Below is a block of records; repeat all of them exactly.

Dataset ▸
◆ ◆ ◆ ◆ ◆
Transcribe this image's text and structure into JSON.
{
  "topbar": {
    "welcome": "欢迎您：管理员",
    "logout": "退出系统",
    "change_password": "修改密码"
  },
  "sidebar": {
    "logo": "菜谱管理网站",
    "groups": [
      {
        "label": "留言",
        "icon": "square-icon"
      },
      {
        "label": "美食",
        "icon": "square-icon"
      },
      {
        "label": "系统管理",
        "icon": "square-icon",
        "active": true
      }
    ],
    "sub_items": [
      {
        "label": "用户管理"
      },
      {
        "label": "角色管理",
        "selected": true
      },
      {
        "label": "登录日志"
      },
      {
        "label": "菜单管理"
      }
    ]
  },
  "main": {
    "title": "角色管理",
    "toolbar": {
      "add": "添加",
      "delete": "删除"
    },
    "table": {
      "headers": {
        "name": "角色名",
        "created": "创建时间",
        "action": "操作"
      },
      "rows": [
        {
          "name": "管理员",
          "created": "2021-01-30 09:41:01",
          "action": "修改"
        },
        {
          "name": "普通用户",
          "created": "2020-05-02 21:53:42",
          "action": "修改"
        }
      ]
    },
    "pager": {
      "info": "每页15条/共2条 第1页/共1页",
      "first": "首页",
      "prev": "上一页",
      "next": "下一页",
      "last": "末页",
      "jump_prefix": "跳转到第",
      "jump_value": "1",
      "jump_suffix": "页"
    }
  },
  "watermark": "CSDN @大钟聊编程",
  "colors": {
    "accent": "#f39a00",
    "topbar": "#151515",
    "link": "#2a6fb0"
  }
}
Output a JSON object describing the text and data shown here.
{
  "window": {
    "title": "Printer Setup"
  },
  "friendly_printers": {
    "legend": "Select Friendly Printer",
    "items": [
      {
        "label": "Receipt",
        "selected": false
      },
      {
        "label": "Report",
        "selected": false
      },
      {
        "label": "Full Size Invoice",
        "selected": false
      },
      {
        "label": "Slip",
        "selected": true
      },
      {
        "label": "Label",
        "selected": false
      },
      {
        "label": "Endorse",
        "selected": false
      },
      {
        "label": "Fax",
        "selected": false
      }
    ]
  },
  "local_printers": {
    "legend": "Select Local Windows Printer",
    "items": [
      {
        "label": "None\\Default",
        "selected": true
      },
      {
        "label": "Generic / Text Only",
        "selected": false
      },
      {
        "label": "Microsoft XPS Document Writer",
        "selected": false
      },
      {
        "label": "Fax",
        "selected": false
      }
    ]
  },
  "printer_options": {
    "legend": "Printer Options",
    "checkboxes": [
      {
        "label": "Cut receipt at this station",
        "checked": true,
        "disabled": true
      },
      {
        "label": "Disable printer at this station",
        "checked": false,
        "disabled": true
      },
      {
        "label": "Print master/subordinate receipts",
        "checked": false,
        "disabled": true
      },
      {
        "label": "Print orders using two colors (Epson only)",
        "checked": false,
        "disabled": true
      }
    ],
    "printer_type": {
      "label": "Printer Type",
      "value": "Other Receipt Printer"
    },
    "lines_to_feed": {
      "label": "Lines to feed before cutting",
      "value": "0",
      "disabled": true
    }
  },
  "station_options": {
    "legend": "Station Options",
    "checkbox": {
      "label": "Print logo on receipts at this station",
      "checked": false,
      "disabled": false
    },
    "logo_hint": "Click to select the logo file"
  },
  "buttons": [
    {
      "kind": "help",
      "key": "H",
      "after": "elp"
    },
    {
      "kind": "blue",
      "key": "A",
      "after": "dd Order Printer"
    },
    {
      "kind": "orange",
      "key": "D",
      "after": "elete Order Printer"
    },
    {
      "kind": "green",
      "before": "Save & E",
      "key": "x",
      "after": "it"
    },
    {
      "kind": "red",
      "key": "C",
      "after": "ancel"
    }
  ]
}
◆ ◆ ◆ ◆ ◆
Result of this exercise ▸
Transcribe this image's text and structure into JSON.
{
  "topbar": {
    "welcome": "欢迎您：管理员",
    "logout": "退出系统",
    "change_password": "修改密码"
  },
  "sidebar": {
    "logo": "菜谱管理网站",
    "groups": [
      {
        "label": "留言",
        "icon": "square-icon"
      },
      {
        "label": "美食",
        "icon": "square-icon"
      },
      {
        "label": "系统管理",
        "icon": "square-icon",
        "active": true
      }
    ],
    "sub_items": [
      {
        "label": "用户管理"
      },
      {
        "label": "角色管理",
        "selected": true
      },
      {
        "label": "登录日志"
      },
      {
        "label": "菜单管理"
      }
    ]
  },
  "main": {
    "title": "角色管理",
    "toolbar": {
      "add": "添加",
      "delete": "删除"
    },
    "table": {
      "headers": {
        "name": "角色名",
        "created": "创建时间",
        "action": "操作"
      },
      "rows": [
        {
          "name": "管理员",
          "created": "2021-01-30 09:41:01",
          "action": "修改"
        },
        {
          "name": "普通用户",
          "created": "2020-05-02 21:53:42",
          "action": "修改"
        }
      ]
    },
    "pager": {
      "info": "每页15条/共2条 第1页/共1页",
      "first": "首页",
      "prev": "上一页",
      "next": "下一页",
      "last": "末页",
      "jump_prefix": "跳转到第",
      "jump_value": "1",
      "jump_suffix": "页"
    }
  },
  "watermark": "CSDN @大钟聊编程",
  "colors": {
    "accent": "#f39a00",
    "topbar": "#151515",
    "link": "#2a6fb0"
  }
}
Output a JSON object describing the text and data shown here.
{
  "window": {
    "title": "Printer Setup"
  },
  "friendly_printers": {
    "legend": "Select Friendly Printer",
    "items": [
      {
        "label": "Receipt",
        "selected": false
      },
      {
        "label": "Report",
        "selected": false
      },
      {
        "label": "Full Size Invoice",
        "selected": false
      },
      {
        "label": "Slip",
        "selected": true
      },
      {
        "label": "Label",
        "selected": false
      },
      {
        "label": "Endorse",
        "selected": false
      },
      {
        "label": "Fax",
        "selected": false
      }
    ]
  },
  "local_printers": {
    "legend": "Select Local Windows Printer",
    "items": [
      {
        "label": "None\\Default",
        "selected": true
      },
      {
        "label": "Generic / Text Only",
        "selected": false
      },
      {
        "label": "Microsoft XPS Document Writer",
        "selected": false
      },
      {
        "label": "Fax",
        "selected": false
      }
    ]
  },
  "printer_options": {
    "legend": "Printer Options",
    "checkboxes": [
      {
        "label": "Cut receipt at this station",
        "checked": true,
        "disabled": true
      },
      {
        "label": "Disable printer at this station",
        "checked": false,
        "disabled": true
      },
      {
        "label": "Print master/subordinate receipts",
        "checked": false,
        "disabled": true
      },
      {
        "label": "Print orders using two colors (Epson only)",
        "checked": false,
        "disabled": true
      }
    ],
    "printer_type": {
      "label": "Printer Type",
      "value": "Other Receipt Printer"
    },
    "lines_to_feed": {
      "label": "Lines to feed before cutting",
      "value": "0",
      "disabled": true
    }
  },
  "station_options": {
    "legend": "Station Options",
    "checkbox": {
      "label": "Print logo on receipts at this station",
      "checked": false,
      "disabled": false
    },
    "logo_hint": "Click to select the logo file"
  },
  "buttons": [
    {
      "kind": "help",
      "key": "H",
      "after": "elp"
    },
    {
      "kind": "blue",
      "key": "A",
      "after": "dd Order Printer"
    },
    {
      "kind": "orange",
      "key": "D",
      "after": "elete Order Printer"
    },
    {
      "kind": "green",
      "before": "Save & E",
      "key": "x",
      "after": "it"
    },
    {
      "kind": "red",
      "key": "C",
      "after": "ancel"
    }
  ]
}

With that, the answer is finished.